• Provided records:
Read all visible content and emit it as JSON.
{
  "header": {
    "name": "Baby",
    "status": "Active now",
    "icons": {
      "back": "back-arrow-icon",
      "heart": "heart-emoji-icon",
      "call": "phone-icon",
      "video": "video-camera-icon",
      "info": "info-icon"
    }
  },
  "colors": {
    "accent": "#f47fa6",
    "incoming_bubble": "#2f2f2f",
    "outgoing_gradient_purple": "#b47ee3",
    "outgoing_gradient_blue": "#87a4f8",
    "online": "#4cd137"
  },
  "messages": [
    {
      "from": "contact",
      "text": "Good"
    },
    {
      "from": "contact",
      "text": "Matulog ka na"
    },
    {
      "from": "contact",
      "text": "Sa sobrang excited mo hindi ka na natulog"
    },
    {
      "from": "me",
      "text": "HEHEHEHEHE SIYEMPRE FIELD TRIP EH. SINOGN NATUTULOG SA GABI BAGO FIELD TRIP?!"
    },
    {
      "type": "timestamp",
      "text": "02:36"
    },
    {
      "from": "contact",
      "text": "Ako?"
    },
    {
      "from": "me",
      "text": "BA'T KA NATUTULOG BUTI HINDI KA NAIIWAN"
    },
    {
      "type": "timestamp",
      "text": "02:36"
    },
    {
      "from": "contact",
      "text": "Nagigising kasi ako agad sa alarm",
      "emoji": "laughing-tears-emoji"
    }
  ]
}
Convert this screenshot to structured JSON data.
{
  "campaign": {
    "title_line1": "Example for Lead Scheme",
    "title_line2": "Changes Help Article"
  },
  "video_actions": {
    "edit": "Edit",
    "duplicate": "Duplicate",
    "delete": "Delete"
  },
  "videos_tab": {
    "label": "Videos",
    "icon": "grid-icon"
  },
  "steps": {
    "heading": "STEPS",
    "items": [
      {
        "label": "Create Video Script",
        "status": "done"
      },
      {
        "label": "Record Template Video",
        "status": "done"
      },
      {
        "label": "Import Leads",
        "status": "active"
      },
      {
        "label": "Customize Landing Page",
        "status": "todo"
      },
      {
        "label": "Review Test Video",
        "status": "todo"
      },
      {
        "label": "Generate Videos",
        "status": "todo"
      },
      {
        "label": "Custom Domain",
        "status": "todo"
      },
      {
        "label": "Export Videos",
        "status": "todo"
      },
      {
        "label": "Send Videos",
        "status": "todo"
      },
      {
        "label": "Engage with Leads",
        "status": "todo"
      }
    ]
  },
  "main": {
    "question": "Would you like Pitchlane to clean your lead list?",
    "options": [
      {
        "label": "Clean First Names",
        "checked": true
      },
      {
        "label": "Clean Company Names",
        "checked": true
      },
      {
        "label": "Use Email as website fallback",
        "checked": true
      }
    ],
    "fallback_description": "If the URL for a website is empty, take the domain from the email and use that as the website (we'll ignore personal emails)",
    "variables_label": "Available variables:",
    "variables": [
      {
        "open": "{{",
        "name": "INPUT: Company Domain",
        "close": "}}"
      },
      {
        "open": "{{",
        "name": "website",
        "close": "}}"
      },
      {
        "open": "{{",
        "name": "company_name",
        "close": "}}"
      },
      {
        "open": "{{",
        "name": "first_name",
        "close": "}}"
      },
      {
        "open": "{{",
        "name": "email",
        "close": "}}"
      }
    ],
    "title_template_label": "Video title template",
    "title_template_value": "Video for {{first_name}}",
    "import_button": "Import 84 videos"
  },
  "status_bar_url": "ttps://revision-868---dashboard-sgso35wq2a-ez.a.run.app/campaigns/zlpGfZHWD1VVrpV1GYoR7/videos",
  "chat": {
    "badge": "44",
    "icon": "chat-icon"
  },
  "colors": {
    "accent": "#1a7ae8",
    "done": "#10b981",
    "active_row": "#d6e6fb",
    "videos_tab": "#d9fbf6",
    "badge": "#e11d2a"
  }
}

• Problem requirements: Every entry should be printed again exactly as it stands.

• Exercise output:
Read all visible content and emit it as JSON.
{
  "header": {
    "name": "Baby",
    "status": "Active now",
    "icons": {
      "back": "back-arrow-icon",
      "heart": "heart-emoji-icon",
      "call": "phone-icon",
      "video": "video-camera-icon",
      "info": "info-icon"
    }
  },
  "colors": {
    "accent": "#f47fa6",
    "incoming_bubble": "#2f2f2f",
    "outgoing_gradient_purple": "#b47ee3",
    "outgoing_gradient_blue": "#87a4f8",
    "online": "#4cd137"
  },
  "messages": [
    {
      "from": "contact",
      "text": "Good"
    },
    {
      "from": "contact",
      "text": "Matulog ka na"
    },
    {
      "from": "contact",
      "text": "Sa sobrang excited mo hindi ka na natulog"
    },
    {
      "from": "me",
      "text": "HEHEHEHEHE SIYEMPRE FIELD TRIP EH. SINOGN NATUTULOG SA GABI BAGO FIELD TRIP?!"
    },
    {
      "type": "timestamp",
      "text": "02:36"
    },
    {
      "from": "contact",
      "text": "Ako?"
    },
    {
      "from": "me",
      "text": "BA'T KA NATUTULOG BUTI HINDI KA NAIIWAN"
    },
    {
      "type": "timestamp",
      "text": "02:36"
    },
    {
      "from": "contact",
      "text": "Nagigising kasi ako agad sa alarm",
      "emoji": "laughing-tears-emoji"
    }
  ]
}
Convert this screenshot to structured JSON data.
{
  "campaign": {
    "title_line1": "Example for Lead Scheme",
    "title_line2": "Changes Help Article"
  },
  "video_actions": {
    "edit": "Edit",
    "duplicate": "Duplicate",
    "delete": "Delete"
  },
  "videos_tab": {
    "label": "Videos",
    "icon": "grid-icon"
  },
  "steps": {
    "heading": "STEPS",
    "items": [
      {
        "label": "Create Video Script",
        "status": "done"
      },
      {
        "label": "Record Template Video",
        "status": "done"
      },
      {
        "label": "Import Leads",
        "status": "active"
      },
      {
        "label": "Customize Landing Page",
        "status": "todo"
      },
      {
        "label": "Review Test Video",
        "status": "todo"
      },
      {
        "label": "Generate Videos",
        "status": "todo"
      },
      {
        "label": "Custom Domain",
        "status": "todo"
      },
      {
        "label": "Export Videos",
        "status": "todo"
      },
      {
        "label": "Send Videos",
        "status": "todo"
      },
      {
        "label": "Engage with Leads",
        "status": "todo"
      }
    ]
  },
  "main": {
    "question": "Would you like Pitchlane to clean your lead list?",
    "options": [
      {
        "label": "Clean First Names",
        "checked": true
      },
      {
        "label": "Clean Company Names",
        "checked": true
      },
      {
        "label": "Use Email as website fallback",
        "checked": true
      }
    ],
    "fallback_description": "If the URL for a website is empty, take the domain from the email and use that as the website (we'll ignore personal emails)",
    "variables_label": "Available variables:",
    "variables": [
      {
        "open": "{{",
        "name": "INPUT: Company Domain",
        "close": "}}"
      },
      {
        "open": "{{",
        "name": "website",
        "close": "}}"
      },
      {
        "open": "{{",
        "name": "company_name",
        "close": "}}"
      },
      {
        "open": "{{",
        "name": "first_name",
        "close": "}}"
      },
      {
        "open": "{{",
        "name": "email",
        "close": "}}"
      }
    ],
    "title_template_label": "Video title template",
    "title_template_value": "Video for {{first_name}}",
    "import_button": "Import 84 videos"
  },
  "status_bar_url": "ttps://revision-868---dashboard-sgso35wq2a-ez.a.run.app/campaigns/zlpGfZHWD1VVrpV1GYoR7/videos",
  "chat": {
    "badge": "44",
    "icon": "chat-icon"
  },
  "colors": {
    "accent": "#1a7ae8",
    "done": "#10b981",
    "active_row": "#d6e6fb",
    "videos_tab": "#d9fbf6",
    "badge": "#e11d2a"
  }
}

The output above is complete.